* _What to produce_: Pull each line holding "HOROŻANA" out of the entries below.

-*-

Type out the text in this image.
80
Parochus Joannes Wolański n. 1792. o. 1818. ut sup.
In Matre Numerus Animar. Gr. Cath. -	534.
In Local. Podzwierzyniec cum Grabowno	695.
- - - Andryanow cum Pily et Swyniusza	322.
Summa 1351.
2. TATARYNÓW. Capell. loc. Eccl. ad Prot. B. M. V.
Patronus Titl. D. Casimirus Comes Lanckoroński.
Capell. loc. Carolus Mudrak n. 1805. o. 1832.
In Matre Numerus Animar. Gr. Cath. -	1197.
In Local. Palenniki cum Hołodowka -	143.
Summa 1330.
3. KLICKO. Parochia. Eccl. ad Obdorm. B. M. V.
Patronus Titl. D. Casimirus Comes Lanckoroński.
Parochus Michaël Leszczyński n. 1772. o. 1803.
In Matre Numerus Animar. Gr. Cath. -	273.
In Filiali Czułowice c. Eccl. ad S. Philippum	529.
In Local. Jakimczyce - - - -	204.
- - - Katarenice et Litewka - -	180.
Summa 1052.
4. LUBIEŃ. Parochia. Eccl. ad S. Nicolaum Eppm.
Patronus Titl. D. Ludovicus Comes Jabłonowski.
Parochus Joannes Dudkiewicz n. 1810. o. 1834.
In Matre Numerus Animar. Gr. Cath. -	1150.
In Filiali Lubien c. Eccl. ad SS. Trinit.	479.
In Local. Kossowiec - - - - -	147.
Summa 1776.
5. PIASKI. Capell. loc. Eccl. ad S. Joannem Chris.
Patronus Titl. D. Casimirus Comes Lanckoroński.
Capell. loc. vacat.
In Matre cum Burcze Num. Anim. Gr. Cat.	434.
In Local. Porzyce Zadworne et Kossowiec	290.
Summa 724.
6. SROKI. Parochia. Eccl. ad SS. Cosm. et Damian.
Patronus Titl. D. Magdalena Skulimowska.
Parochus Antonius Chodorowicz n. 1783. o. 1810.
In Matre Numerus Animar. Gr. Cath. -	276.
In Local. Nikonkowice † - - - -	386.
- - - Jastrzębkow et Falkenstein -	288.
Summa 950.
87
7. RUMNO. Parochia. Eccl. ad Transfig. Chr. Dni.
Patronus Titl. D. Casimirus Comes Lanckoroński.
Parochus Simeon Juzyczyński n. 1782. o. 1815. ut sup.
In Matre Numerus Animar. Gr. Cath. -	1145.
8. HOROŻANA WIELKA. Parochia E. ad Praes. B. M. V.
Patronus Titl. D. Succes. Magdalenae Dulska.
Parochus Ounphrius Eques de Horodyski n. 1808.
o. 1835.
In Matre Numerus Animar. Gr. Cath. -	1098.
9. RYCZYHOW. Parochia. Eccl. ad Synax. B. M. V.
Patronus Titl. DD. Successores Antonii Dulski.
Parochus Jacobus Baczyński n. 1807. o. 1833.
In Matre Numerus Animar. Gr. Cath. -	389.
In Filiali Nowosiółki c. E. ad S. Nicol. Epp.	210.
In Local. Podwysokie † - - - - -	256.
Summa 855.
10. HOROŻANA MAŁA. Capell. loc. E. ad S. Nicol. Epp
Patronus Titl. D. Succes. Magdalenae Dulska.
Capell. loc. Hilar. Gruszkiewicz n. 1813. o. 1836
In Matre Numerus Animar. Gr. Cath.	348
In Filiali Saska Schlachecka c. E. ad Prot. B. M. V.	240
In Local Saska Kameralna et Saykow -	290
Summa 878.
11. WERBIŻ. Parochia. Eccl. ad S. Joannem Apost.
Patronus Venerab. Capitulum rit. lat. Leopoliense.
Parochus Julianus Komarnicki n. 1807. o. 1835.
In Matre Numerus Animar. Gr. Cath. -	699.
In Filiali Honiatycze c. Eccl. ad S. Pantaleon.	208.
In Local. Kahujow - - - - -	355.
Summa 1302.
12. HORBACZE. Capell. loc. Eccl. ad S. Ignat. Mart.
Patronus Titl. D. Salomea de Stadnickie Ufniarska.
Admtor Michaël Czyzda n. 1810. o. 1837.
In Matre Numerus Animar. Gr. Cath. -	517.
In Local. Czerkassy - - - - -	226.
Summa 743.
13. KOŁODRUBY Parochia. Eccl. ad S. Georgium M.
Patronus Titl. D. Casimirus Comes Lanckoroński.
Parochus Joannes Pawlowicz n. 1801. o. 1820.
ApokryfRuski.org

-*-

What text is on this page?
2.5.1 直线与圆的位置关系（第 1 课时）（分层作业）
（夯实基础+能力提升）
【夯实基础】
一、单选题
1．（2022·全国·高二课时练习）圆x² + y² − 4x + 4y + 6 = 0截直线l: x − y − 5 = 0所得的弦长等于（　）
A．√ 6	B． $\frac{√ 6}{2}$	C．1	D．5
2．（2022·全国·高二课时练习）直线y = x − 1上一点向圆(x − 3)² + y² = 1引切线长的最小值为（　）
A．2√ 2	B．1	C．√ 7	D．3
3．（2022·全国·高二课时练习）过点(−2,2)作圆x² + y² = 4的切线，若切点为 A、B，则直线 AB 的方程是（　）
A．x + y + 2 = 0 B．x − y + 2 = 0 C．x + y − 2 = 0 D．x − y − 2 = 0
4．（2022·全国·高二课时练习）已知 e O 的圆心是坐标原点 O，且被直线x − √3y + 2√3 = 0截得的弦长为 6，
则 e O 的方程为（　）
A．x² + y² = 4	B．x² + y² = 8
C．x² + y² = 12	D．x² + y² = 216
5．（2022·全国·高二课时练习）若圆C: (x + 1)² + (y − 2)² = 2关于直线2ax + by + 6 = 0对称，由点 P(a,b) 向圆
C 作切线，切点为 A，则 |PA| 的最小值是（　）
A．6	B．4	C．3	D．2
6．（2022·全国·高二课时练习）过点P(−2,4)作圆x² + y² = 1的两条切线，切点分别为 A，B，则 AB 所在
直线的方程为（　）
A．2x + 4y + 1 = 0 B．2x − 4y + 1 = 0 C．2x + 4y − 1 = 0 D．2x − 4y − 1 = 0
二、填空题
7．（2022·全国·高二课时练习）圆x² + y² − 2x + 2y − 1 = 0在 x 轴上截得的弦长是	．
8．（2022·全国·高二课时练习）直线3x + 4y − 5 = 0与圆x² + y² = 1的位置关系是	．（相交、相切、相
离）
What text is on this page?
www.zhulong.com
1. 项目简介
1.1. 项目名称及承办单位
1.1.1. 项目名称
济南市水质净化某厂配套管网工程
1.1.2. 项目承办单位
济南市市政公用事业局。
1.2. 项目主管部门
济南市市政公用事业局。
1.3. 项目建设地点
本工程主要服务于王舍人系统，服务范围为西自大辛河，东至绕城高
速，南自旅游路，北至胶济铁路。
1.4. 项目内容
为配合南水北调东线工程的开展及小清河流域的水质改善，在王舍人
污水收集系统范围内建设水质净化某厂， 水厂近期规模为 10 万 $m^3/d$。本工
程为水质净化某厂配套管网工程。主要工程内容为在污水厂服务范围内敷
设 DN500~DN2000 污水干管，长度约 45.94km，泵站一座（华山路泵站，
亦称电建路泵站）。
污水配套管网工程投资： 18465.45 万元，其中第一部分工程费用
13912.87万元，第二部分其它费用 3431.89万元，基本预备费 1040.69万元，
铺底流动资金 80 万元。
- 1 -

-*-

* _Answer to the problem_:
8. HOROŻANA WIELKA. Parochia E. ad Praes. B. M. V.
10. HOROŻANA MAŁA. Capell. loc. E. ad S. Nicol. Epp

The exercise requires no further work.